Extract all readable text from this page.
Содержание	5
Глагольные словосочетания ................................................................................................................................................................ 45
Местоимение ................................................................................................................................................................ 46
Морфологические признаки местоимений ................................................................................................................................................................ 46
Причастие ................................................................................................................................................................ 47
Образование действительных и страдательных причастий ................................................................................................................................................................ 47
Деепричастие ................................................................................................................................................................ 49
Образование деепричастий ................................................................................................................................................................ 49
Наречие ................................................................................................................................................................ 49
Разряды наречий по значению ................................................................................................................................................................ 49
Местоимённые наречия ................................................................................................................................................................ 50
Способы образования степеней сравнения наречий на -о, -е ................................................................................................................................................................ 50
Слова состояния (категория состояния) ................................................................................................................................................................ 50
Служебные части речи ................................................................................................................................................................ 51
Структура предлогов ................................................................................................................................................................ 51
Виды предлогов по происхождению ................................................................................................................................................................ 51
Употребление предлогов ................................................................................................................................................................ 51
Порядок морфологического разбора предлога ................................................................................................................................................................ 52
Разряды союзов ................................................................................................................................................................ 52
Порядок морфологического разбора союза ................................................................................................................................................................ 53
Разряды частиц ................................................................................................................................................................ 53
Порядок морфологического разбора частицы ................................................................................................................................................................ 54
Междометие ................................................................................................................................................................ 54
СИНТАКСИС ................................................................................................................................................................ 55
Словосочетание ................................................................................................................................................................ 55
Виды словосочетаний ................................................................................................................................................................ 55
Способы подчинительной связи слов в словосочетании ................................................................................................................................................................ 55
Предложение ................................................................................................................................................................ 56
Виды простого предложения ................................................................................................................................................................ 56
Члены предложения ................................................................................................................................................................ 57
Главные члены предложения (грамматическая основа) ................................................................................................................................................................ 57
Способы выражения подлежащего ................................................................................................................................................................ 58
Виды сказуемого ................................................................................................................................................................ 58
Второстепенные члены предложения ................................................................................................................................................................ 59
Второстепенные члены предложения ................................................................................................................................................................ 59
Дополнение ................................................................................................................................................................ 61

════════

*Objective*: For each line above that contains the word "Разряды", copy that line.

*Problem solution*:
Разряды наречий по значению ................................................................................................................................................................ 49
Разряды союзов ................................................................................................................................................................ 52
Разряды частиц ................................................................................................................................................................ 53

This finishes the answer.